[begin DATASET CONTENT]

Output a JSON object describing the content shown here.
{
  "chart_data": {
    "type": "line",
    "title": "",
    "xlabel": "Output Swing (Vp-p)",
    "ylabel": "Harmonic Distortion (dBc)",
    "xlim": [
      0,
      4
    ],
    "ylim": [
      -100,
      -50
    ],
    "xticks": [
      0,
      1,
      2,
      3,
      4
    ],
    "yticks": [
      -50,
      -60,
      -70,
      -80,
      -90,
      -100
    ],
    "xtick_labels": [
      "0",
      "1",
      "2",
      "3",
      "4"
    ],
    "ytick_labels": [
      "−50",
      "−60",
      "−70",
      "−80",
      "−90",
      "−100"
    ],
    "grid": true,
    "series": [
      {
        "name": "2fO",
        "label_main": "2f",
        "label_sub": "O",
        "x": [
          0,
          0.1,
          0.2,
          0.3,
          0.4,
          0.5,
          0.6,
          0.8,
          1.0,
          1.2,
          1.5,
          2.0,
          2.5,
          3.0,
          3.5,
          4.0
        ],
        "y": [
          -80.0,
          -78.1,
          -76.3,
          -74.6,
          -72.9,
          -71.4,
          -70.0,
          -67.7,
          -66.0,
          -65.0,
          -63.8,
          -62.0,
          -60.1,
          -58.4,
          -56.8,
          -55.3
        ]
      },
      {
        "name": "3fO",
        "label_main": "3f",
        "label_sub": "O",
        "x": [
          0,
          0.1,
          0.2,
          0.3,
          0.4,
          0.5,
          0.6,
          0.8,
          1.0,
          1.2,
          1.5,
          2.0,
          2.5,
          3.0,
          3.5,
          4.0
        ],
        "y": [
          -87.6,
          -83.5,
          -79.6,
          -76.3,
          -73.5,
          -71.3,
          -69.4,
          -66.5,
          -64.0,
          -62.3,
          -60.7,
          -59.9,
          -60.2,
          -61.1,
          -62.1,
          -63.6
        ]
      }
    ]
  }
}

[end DATASET CONTENT]

● EXERCISE TASK
Search the entries for the string "Output" and collect each line that has it.

● TASK ANSWER
Output a JSON object describing the content shown here.
    "xlabel": "Output Swing (Vp-p)",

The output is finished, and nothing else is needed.